#### Work to be completed
Single out each line with the word "火焰原子吸收分光光度法" and copy it.

#### Given data
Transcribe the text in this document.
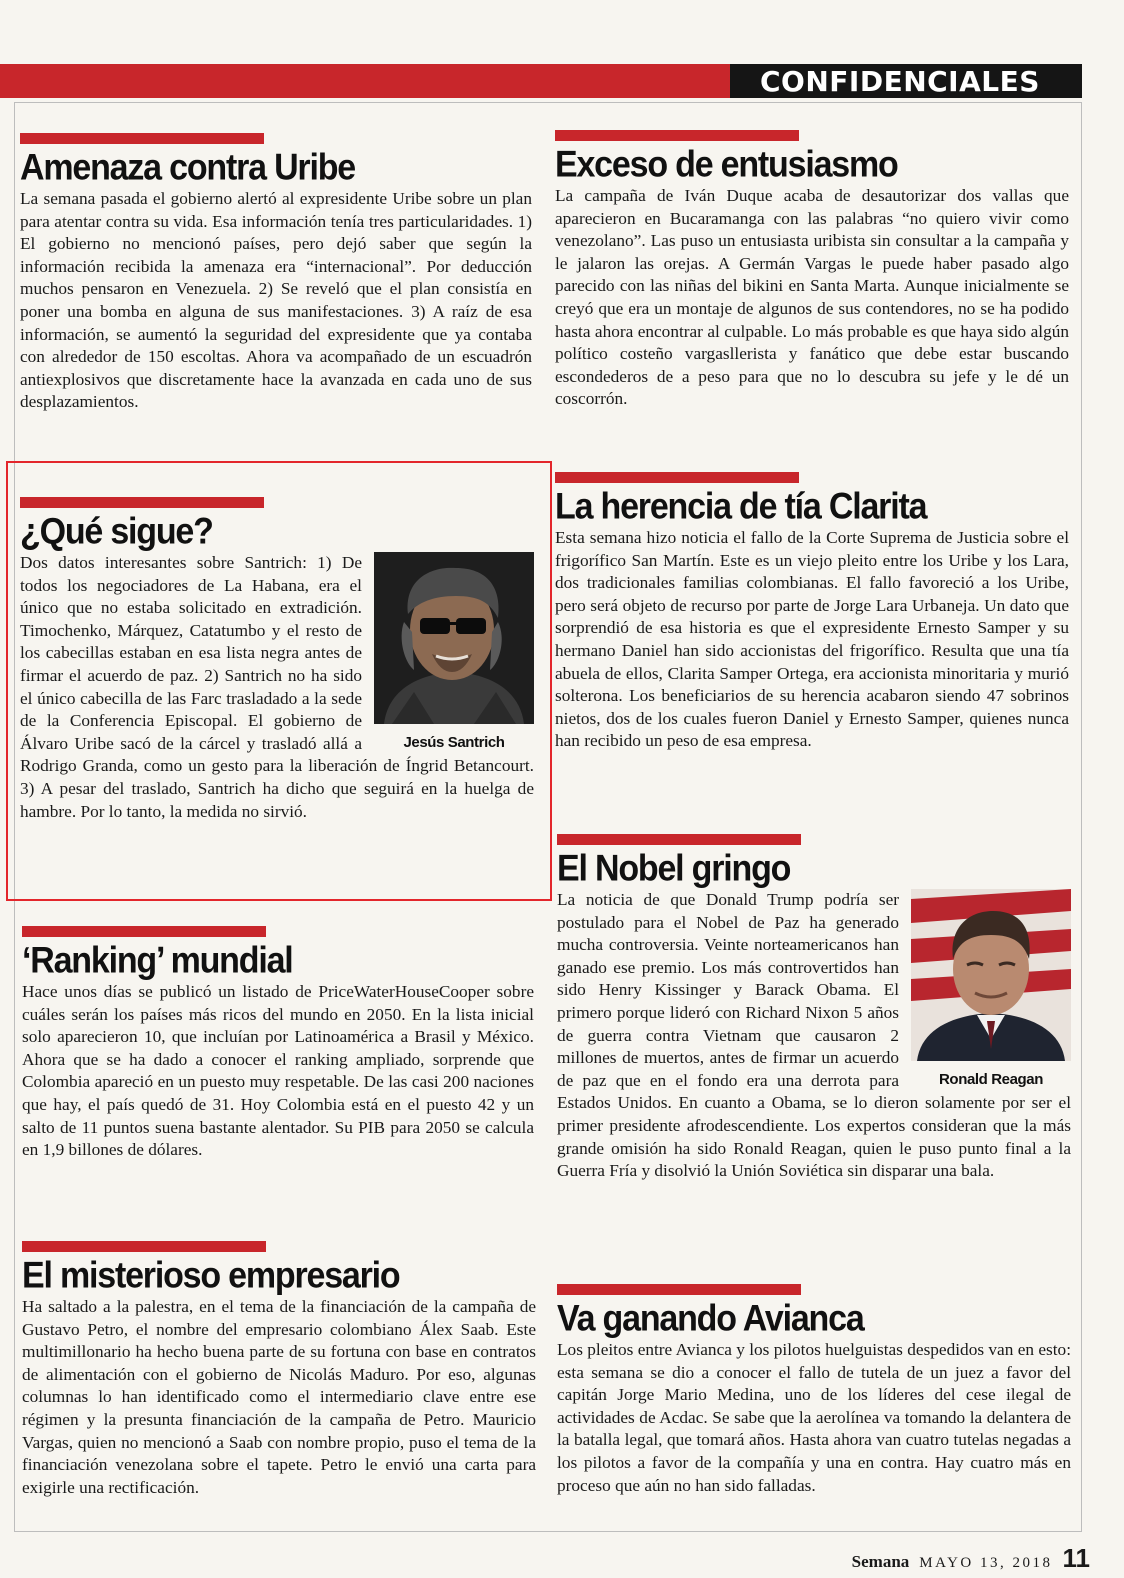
CONFIDENCIALES
Amenaza contra Uribe

La semana pasada el gobierno alertó al expresidente Uribe sobre un plan para atentar contra su vida. Esa información tenía tres particularidades. 1) El gobierno no mencionó países, pero dejó saber que según la información recibida la amenaza era “internacional”. Por deducción muchos pensaron en Venezuela. 2) Se reveló que el plan consistía en poner una bomba en alguna de sus manifestaciones. 3) A raíz de esa información, se aumentó la seguridad del expresidente que ya contaba con alrededor de 150 escoltas. Ahora va acompañado de un escuadrón antiexplosivos que discretamente hace la avanzada en cada uno de sus desplazamientos.

¿Qué sigue?
Jesús Santrich

Dos datos interesantes sobre Santrich: 1) De todos los negociadores de La Habana, era el único que no estaba solicitado en extradición. Timochenko, Márquez, Catatumbo y el resto de los cabecillas estaban en esa lista negra antes de firmar el acuerdo de paz. 2) Santrich no ha sido el único cabecilla de las Farc trasladado a la sede de la Conferencia Episcopal. El gobierno de Álvaro Uribe sacó de la cárcel y trasladó allá a Rodrigo Granda, como un gesto para la liberación de Íngrid Betancourt. 3) A pesar del traslado, Santrich ha dicho que seguirá en la huelga de hambre. Por lo tanto, la medida no sirvió.

‘Ranking’ mundial

Hace unos días se publicó un listado de PriceWaterHouseCooper sobre cuáles serán los países más ricos del mundo en 2050. En la lista inicial solo aparecieron 10, que incluían por Latinoamérica a Brasil y México. Ahora que se ha dado a conocer el ranking ampliado, sorprende que Colombia apareció en un puesto muy respetable. De las casi 200 naciones que hay, el país quedó de 31. Hoy Colombia está en el puesto 42 y un salto de 11 puntos suena bastante alentador. Su PIB para 2050 se calcula en 1,9 billones de dólares.

El misterioso empresario

Ha saltado a la palestra, en el tema de la financiación de la campaña de Gustavo Petro, el nombre del empresario colombiano Álex Saab. Este multimillonario ha hecho buena parte de su fortuna con base en contratos de alimentación con el gobierno de Nicolás Maduro. Por eso, algunas columnas lo han identificado como el intermediario clave entre ese régimen y la presunta financiación de la campaña de Petro. Mauricio Vargas, quien no mencionó a Saab con nombre propio, puso el tema de la financiación venezolana sobre el tapete. Petro le envió una carta para exigirle una rectificación.

Exceso de entusiasmo

La campaña de Iván Duque acaba de desautorizar dos vallas que aparecieron en Bucaramanga con las palabras “no quiero vivir como venezolano”. Las puso un entusiasta uribista sin consultar a la campaña y le jalaron las orejas. A Germán Vargas le puede haber pasado algo parecido con las niñas del bikini en Santa Marta. Aunque inicialmente se creyó que era un montaje de algunos de sus contendores, no se ha podido hasta ahora encontrar al culpable. Lo más probable es que haya sido algún político costeño vargasllerista y fanático que debe estar buscando escondederos de a peso para que no lo descubra su jefe y le dé un coscorrón.

La herencia de tía Clarita

Esta semana hizo noticia el fallo de la Corte Suprema de Justicia sobre el frigorífico San Martín. Este es un viejo pleito entre los Uribe y los Lara, dos tradicionales familias colombianas. El fallo favoreció a los Uribe, pero será objeto de recurso por parte de Jorge Lara Urbaneja. Un dato que sorprendió de esa historia es que el expresidente Ernesto Samper y su hermano Daniel han sido accionistas del frigorífico. Resulta que una tía abuela de ellos, Clarita Samper Ortega, era accionista minoritaria y murió solterona. Los beneficiarios de su herencia acabaron siendo 47 sobrinos nietos, dos de los cuales fueron Daniel y Ernesto Samper, quienes nunca han recibido un peso de esa empresa.

El Nobel gringo
Ronald Reagan

La noticia de que Donald Trump podría ser postulado para el Nobel de Paz ha generado mucha controversia. Veinte norteamericanos han ganado ese premio. Los más controvertidos han sido Henry Kissinger y Barack Obama. El primero porque lideró con Richard Nixon 5 años de guerra contra Vietnam que causaron 2 millones de muertos, antes de firmar un acuerdo de paz que en el fondo era una derrota para Estados Unidos. En cuanto a Obama, se lo dieron solamente por ser el primer presidente afrodescendiente. Los expertos consideran que la más grande omisión ha sido Ronald Reagan, quien le puso punto final a la Guerra Fría y disolvió la Unión Soviética sin disparar una bala.

Va ganando Avianca

Los pleitos entre Avianca y los pilotos huelguistas despedidos van en esto: esta semana se dio a conocer el fallo de tutela de un juez a favor del capitán Jorge Mario Medina, uno de los líderes del cese ilegal de actividades de Acdac. Se sabe que la aerolínea va tomando la delantera de la batalla legal, que tomará años. Hasta ahora van cuatro tutelas negadas a los pilotos a favor de la compañía y una en contra. Hay cuatro más en proceso que aún no han sido falladas.

Semana MAYO 13, 2018 11
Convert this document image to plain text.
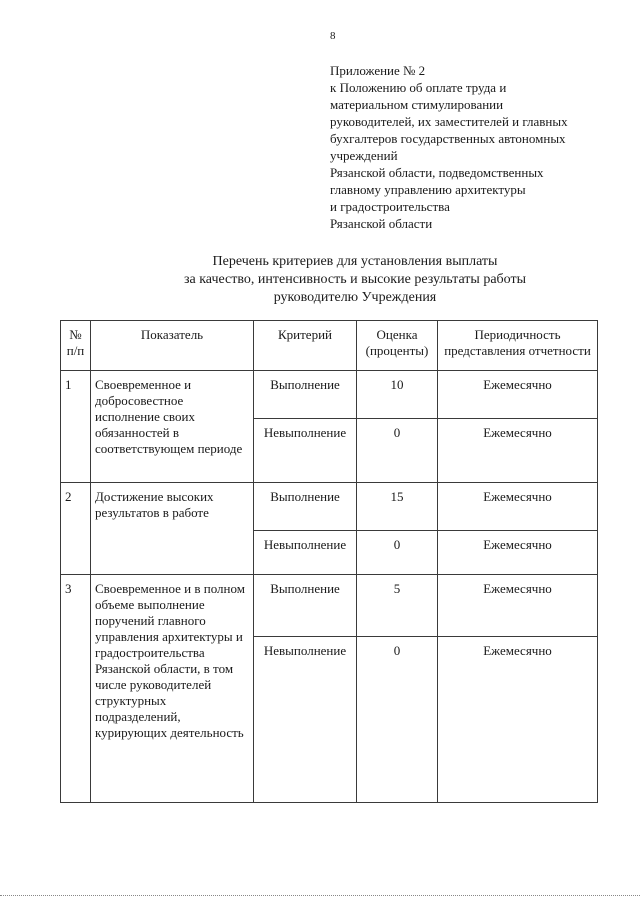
8
Приложение № 2
к Положению об оплате труда и
материальном стимулировании
руководителей, их заместителей и главных
бухгалтеров государственных автономных
учреждений
Рязанской области, подведомственных
главному управлению архитектуры
и градостроительства
Рязанской области
Перечень критериев для установления выплаты
за качество, интенсивность и высокие результаты работы
руководителю Учреждения
№ п/п	Показатель	Критерий	Оценка (проценты)	Периодичность представления отчетности
1	Своевременное и добросовестное исполнение своих обязанностей в соответствующем периоде	Выполнение	10	Ежемесячно
		Невыполнение	0	Ежемесячно
2	Достижение высоких результатов в работе	Выполнение	15	Ежемесячно
		Невыполнение	0	Ежемесячно
3	Своевременное и в полном объеме выполнение поручений главного управления архитектуры и градостроительства Рязанской области, в том числе руководителей структурных подразделений, курирующих деятельность	Выполнение	5	Ежемесячно
		Невыполнение	0	Ежемесячно
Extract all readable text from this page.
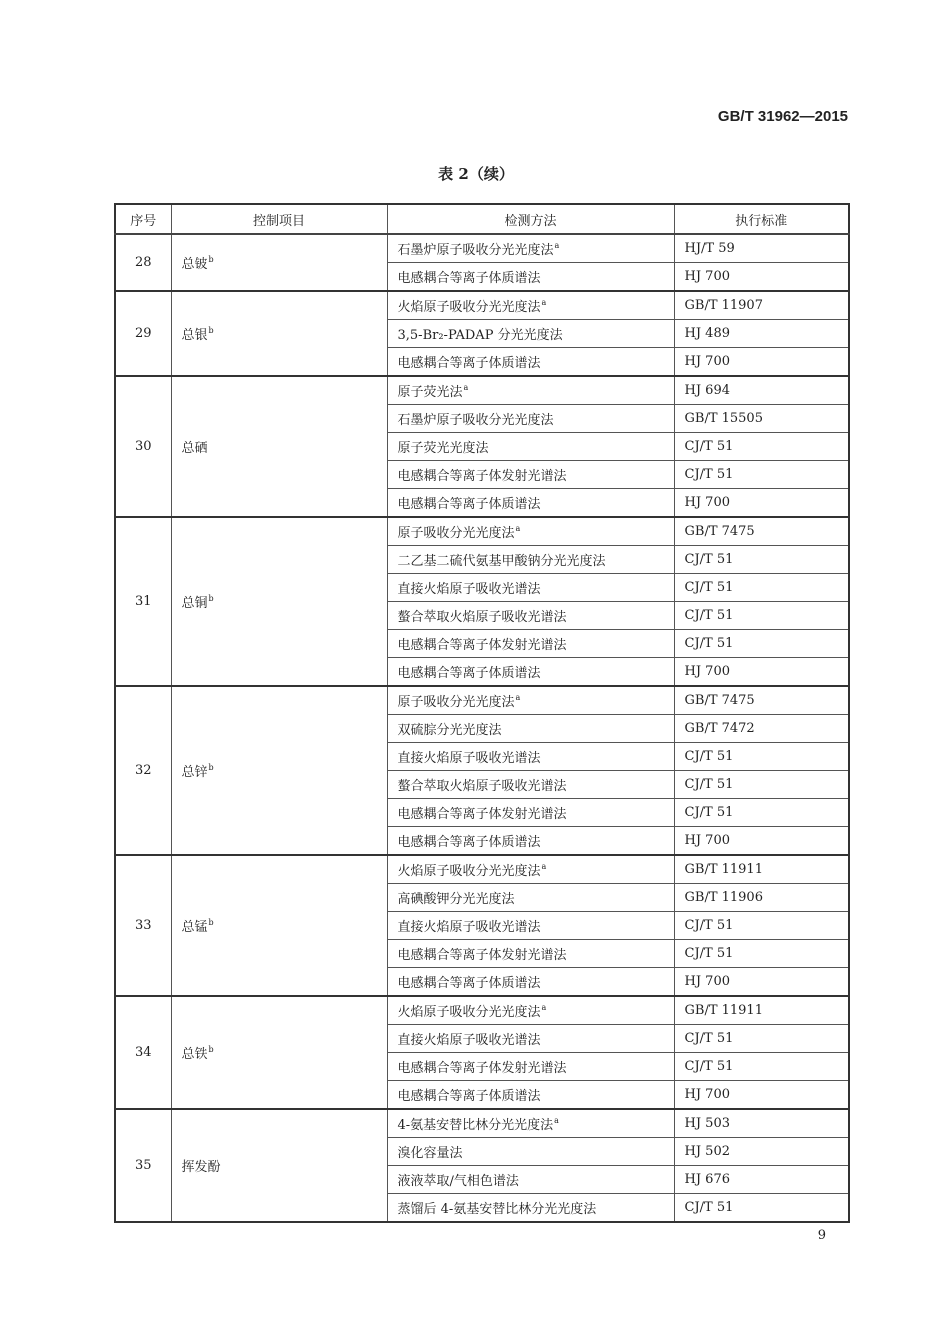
GB/T 31962—2015
表 2（续）
序号	控制项目	检测方法	执行标准
28	总铍$^b$	石墨炉原子吸收分光光度法$^a$	HJ/T 59
		电感耦合等离子体质谱法	HJ 700
29	总银$^b$	火焰原子吸收分光光度法$^a$	GB/T 11907
		3,5-Br₂-PADAP 分光光度法	HJ 489
		电感耦合等离子体质谱法	HJ 700
30	总硒	原子荧光法$^a$	HJ 694
		石墨炉原子吸收分光光度法	GB/T 15505
		原子荧光光度法	CJ/T 51
		电感耦合等离子体发射光谱法	CJ/T 51
		电感耦合等离子体质谱法	HJ 700
31	总铜$^b$	原子吸收分光光度法$^a$	GB/T 7475
		二乙基二硫代氨基甲酸钠分光光度法	CJ/T 51
		直接火焰原子吸收光谱法	CJ/T 51
		螯合萃取火焰原子吸收光谱法	CJ/T 51
		电感耦合等离子体发射光谱法	CJ/T 51
		电感耦合等离子体质谱法	HJ 700
32	总锌$^b$	原子吸收分光光度法$^a$	GB/T 7475
		双硫腙分光光度法	GB/T 7472
		直接火焰原子吸收光谱法	CJ/T 51
		螯合萃取火焰原子吸收光谱法	CJ/T 51
		电感耦合等离子体发射光谱法	CJ/T 51
		电感耦合等离子体质谱法	HJ 700
33	总锰$^b$	火焰原子吸收分光光度法$^a$	GB/T 11911
		高碘酸钾分光光度法	GB/T 11906
		直接火焰原子吸收光谱法	CJ/T 51
		电感耦合等离子体发射光谱法	CJ/T 51
		电感耦合等离子体质谱法	HJ 700
34	总铁$^b$	火焰原子吸收分光光度法$^a$	GB/T 11911
		直接火焰原子吸收光谱法	CJ/T 51
		电感耦合等离子体发射光谱法	CJ/T 51
		电感耦合等离子体质谱法	HJ 700
35	挥发酚	4-氨基安替比林分光光度法$^a$	HJ 503
		溴化容量法	HJ 502
		液液萃取/气相色谱法	HJ 676
		蒸馏后 4-氨基安替比林分光光度法	CJ/T 51
9
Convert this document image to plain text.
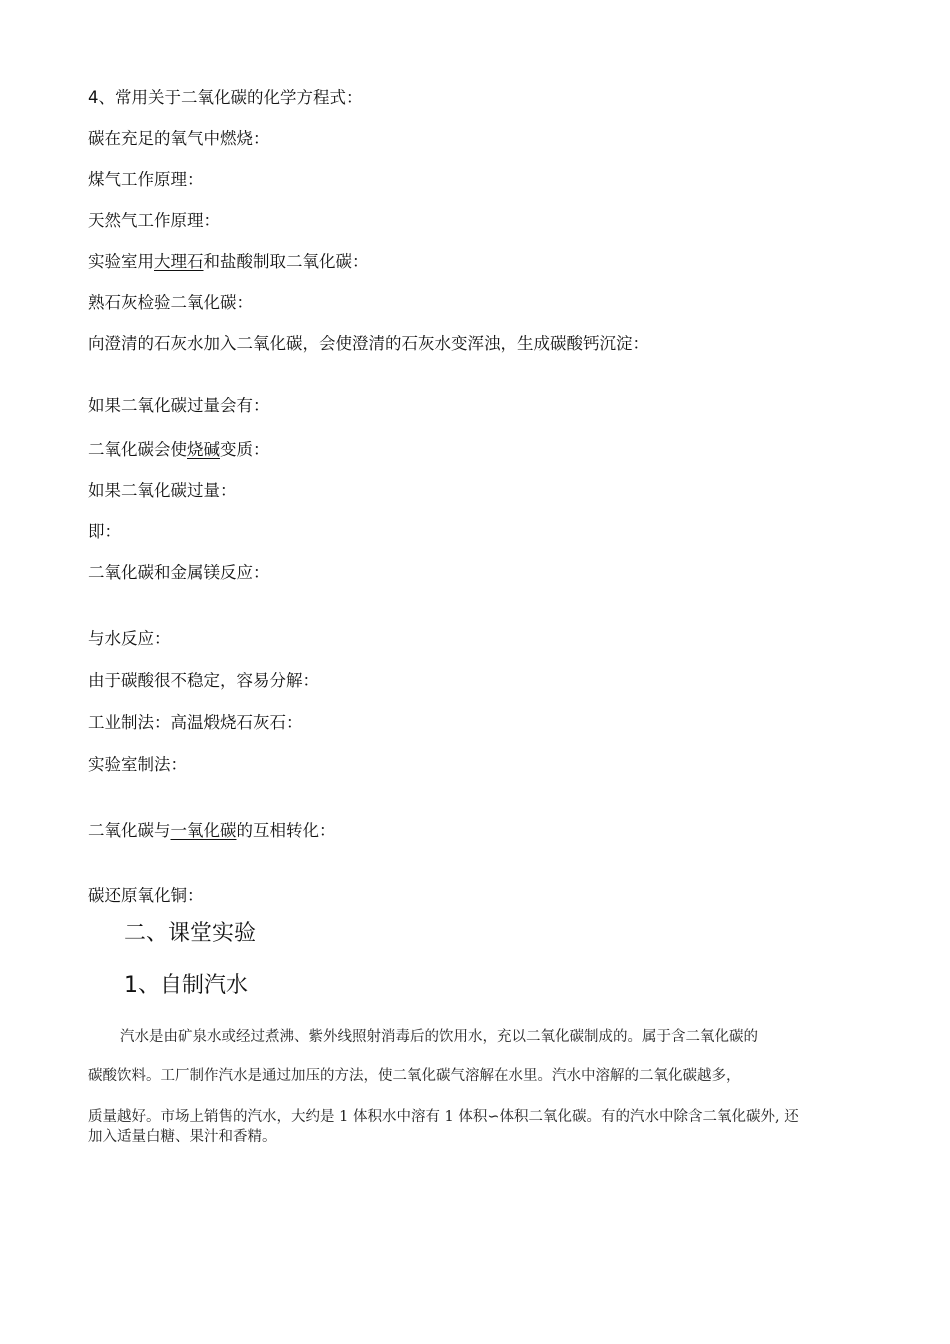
4、常用关于二氧化碳的化学方程式：
碳在充足的氧气中燃烧：
煤气工作原理：
天然气工作原理：
实验室用大理石和盐酸制取二氧化碳：
熟石灰检验二氧化碳：
向澄清的石灰水加入二氧化碳，会使澄清的石灰水变浑浊，生成碳酸钙沉淀：
如果二氧化碳过量会有：
二氧化碳会使烧碱变质：
如果二氧化碳过量：
即：
二氧化碳和金属镁反应：
与水反应：
由于碳酸很不稳定，容易分解：
工业制法：高温煅烧石灰石：
实验室制法：
二氧化碳与一氧化碳的互相转化：
碳还原氧化铜：
二、课堂实验
1、自制汽水
汽水是由矿泉水或经过煮沸、紫外线照射消毒后的饮用水，充以二氧化碳制成的。属于含二氧化碳的
碳酸饮料。工厂制作汽水是通过加压的方法，使二氧化碳气溶解在水里。汽水中溶解的二氧化碳越多，
质量越好。市场上销售的汽水，大约是 1 体积水中溶有 1 体积∽体积二氧化碳。有的汽水中除含二氧化碳外, 还
加入适量白糖、果汁和香精。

#### Solution below
29	总银$^b$	火焰原子吸收分光光度法$^a$	GB/T 11907
33	总锰$^b$	火焰原子吸收分光光度法$^a$	GB/T 11911
34	总铁$^b$	火焰原子吸收分光光度法$^a$	GB/T 11911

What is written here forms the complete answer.